Exercise details
Extract the entries in their exact form.

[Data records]
══════════════════════════════

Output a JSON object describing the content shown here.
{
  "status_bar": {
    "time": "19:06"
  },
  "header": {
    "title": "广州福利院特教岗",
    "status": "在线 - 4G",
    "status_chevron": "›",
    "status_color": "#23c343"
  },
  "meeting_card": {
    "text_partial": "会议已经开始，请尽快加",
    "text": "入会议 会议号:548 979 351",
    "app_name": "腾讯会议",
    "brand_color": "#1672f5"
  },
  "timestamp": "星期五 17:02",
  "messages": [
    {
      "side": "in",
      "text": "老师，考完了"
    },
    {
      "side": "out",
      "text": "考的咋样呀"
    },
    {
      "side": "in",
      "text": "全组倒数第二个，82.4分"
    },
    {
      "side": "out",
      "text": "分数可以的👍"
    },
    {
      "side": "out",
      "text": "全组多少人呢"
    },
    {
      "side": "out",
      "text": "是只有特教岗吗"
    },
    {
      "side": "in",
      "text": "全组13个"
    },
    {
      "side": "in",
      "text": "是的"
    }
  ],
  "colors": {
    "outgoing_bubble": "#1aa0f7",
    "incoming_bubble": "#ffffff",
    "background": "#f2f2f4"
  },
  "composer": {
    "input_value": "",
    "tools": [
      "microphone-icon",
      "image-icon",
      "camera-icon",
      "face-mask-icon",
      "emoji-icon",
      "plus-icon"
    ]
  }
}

══════════════════════════════

Completed task
Output a JSON object describing the content shown here.
{
  "status_bar": {
    "time": "19:06"
  },
  "header": {
    "title": "广州福利院特教岗",
    "status": "在线 - 4G",
    "status_chevron": "›",
    "status_color": "#23c343"
  },
  "meeting_card": {
    "text_partial": "会议已经开始，请尽快加",
    "text": "入会议 会议号:548 979 351",
    "app_name": "腾讯会议",
    "brand_color": "#1672f5"
  },
  "timestamp": "星期五 17:02",
  "messages": [
    {
      "side": "in",
      "text": "老师，考完了"
    },
    {
      "side": "out",
      "text": "考的咋样呀"
    },
    {
      "side": "in",
      "text": "全组倒数第二个，82.4分"
    },
    {
      "side": "out",
      "text": "分数可以的👍"
    },
    {
      "side": "out",
      "text": "全组多少人呢"
    },
    {
      "side": "out",
      "text": "是只有特教岗吗"
    },
    {
      "side": "in",
      "text": "全组13个"
    },
    {
      "side": "in",
      "text": "是的"
    }
  ],
  "colors": {
    "outgoing_bubble": "#1aa0f7",
    "incoming_bubble": "#ffffff",
    "background": "#f2f2f4"
  },
  "composer": {
    "input_value": "",
    "tools": [
      "microphone-icon",
      "image-icon",
      "camera-icon",
      "face-mask-icon",
      "emoji-icon",
      "plus-icon"
    ]
  }
}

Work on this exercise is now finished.